Repeat these entries word for word, everything from the line containing "Patent image size: (1045, 873)." down to the line containing "The shaft S is at (376, 587).", both of those lines included.
··· Provided records ···
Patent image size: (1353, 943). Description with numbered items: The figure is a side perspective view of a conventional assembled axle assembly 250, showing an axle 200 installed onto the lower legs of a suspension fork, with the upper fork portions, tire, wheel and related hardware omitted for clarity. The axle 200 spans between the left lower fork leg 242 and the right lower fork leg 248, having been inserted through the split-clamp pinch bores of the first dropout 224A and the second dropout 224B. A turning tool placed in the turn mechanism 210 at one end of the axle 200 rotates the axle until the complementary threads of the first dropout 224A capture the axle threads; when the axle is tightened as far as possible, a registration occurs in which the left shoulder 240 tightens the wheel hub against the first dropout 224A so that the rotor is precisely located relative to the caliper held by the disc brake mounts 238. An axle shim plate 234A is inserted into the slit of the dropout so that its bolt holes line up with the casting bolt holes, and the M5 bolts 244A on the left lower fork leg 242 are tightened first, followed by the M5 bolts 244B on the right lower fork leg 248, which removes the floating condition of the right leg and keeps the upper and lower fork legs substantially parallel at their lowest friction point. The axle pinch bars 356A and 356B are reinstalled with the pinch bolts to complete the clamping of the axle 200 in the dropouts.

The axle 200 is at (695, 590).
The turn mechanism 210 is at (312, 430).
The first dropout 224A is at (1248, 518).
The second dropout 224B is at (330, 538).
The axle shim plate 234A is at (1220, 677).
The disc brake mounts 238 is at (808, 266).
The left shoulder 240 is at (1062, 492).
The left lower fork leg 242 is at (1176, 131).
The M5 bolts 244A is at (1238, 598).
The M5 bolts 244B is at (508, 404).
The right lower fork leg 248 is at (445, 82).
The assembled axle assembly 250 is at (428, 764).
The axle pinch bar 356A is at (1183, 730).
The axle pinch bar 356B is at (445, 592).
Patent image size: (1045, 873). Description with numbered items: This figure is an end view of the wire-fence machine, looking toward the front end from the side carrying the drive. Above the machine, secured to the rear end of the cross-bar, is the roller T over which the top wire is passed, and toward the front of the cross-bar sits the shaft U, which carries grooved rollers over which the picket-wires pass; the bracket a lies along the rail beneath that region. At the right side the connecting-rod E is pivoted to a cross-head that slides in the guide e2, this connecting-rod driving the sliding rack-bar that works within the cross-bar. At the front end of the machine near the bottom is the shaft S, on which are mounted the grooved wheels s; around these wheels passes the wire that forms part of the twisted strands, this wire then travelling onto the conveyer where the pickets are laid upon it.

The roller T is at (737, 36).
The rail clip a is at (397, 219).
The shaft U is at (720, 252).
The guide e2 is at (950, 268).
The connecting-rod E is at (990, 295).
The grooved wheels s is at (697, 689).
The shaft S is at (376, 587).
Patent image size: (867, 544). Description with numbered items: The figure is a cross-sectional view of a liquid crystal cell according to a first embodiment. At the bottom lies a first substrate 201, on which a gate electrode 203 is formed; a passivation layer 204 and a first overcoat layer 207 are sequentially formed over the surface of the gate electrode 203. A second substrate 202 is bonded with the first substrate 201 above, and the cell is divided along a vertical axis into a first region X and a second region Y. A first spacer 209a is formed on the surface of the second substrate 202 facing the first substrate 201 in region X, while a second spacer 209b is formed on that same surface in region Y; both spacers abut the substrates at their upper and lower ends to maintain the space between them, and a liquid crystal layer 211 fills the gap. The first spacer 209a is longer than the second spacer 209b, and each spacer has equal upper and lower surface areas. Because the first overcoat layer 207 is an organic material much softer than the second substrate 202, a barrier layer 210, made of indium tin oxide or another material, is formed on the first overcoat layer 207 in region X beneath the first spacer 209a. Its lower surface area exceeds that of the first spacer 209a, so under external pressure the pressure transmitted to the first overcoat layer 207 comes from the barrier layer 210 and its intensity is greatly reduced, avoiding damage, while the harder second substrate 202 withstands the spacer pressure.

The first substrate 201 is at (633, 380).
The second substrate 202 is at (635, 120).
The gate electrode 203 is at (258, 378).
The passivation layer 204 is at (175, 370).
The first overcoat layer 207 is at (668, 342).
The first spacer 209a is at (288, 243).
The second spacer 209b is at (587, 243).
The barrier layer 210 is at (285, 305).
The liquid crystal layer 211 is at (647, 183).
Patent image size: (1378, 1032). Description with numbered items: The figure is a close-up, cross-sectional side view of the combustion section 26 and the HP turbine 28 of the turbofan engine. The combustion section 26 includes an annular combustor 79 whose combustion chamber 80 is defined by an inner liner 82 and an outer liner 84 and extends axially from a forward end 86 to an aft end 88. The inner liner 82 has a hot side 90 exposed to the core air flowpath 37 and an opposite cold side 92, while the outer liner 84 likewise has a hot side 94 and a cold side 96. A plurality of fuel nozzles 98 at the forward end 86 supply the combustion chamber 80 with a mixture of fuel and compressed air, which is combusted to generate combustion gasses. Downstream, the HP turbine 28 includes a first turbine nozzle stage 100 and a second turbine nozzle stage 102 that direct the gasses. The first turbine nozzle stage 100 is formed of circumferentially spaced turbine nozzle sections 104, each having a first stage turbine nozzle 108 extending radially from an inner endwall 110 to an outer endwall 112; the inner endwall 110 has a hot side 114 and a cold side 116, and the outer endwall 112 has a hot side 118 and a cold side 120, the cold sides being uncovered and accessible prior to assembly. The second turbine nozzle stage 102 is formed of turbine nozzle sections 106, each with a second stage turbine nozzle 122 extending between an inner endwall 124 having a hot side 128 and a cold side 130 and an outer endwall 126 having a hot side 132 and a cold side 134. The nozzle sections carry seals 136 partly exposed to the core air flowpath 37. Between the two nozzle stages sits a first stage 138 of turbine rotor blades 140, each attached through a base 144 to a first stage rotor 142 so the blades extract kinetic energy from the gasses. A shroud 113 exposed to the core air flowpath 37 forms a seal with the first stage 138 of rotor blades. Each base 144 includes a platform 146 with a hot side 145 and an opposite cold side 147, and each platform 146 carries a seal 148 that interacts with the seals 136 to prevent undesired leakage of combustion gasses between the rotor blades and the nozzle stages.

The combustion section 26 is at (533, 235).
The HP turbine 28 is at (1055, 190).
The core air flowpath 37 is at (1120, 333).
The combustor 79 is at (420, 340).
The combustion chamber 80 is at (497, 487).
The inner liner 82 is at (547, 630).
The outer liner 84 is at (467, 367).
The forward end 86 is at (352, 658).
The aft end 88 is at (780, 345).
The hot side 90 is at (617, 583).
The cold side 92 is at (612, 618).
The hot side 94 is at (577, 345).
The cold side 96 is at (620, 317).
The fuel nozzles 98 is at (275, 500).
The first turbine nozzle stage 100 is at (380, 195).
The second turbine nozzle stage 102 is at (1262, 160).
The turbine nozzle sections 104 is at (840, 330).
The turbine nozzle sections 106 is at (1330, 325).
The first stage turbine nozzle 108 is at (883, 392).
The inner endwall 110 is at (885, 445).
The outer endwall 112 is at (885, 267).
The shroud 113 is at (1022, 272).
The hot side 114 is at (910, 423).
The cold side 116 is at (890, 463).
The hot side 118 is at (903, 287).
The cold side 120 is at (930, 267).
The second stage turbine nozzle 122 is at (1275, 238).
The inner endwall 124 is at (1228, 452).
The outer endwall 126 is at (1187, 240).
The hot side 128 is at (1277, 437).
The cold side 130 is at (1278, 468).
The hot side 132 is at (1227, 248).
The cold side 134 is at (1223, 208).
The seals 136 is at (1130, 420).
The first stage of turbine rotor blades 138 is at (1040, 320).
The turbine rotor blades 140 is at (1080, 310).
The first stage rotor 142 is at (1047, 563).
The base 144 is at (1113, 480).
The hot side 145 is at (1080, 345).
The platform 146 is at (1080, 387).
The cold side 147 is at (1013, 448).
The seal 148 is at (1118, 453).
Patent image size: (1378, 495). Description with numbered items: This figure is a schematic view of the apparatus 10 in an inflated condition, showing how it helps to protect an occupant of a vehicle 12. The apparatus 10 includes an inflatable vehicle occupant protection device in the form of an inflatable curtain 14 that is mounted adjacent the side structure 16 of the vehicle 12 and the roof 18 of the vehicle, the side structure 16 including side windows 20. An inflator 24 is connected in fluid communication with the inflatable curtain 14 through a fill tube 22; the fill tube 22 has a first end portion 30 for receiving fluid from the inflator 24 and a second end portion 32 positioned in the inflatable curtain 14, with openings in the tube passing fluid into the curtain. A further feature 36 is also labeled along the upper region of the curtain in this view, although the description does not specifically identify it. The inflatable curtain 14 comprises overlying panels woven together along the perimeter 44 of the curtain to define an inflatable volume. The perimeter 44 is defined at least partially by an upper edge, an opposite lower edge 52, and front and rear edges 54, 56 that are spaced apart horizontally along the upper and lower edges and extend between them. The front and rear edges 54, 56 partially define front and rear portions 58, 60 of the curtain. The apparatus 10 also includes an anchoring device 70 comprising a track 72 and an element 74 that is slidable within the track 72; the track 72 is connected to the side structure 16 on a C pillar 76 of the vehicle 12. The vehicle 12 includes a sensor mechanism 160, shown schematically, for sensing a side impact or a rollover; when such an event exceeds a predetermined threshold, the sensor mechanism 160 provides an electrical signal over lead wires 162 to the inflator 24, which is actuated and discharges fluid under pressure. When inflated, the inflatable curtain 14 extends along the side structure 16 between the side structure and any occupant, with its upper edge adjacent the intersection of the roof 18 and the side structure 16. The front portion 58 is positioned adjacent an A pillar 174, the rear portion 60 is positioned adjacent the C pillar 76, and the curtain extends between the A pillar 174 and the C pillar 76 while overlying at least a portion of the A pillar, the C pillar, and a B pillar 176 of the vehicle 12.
···
• _Final result_
Patent image size: (1045, 873). Description with numbered items: This figure is an end view of the wire-fence machine, looking toward the front end from the side carrying the drive. Above the machine, secured to the rear end of the cross-bar, is the roller T over which the top wire is passed, and toward the front of the cross-bar sits the shaft U, which carries grooved rollers over which the picket-wires pass; the bracket a lies along the rail beneath that region. At the right side the connecting-rod E is pivoted to a cross-head that slides in the guide e2, this connecting-rod driving the sliding rack-bar that works within the cross-bar. At the front end of the machine near the bottom is the shaft S, on which are mounted the grooved wheels s; around these wheels passes the wire that forms part of the twisted strands, this wire then travelling onto the conveyer where the pickets are laid upon it.

The roller T is at (737, 36).
The rail clip a is at (397, 219).
The shaft U is at (720, 252).
The guide e2 is at (950, 268).
The connecting-rod E is at (990, 295).
The grooved wheels s is at (697, 689).
The shaft S is at (376, 587).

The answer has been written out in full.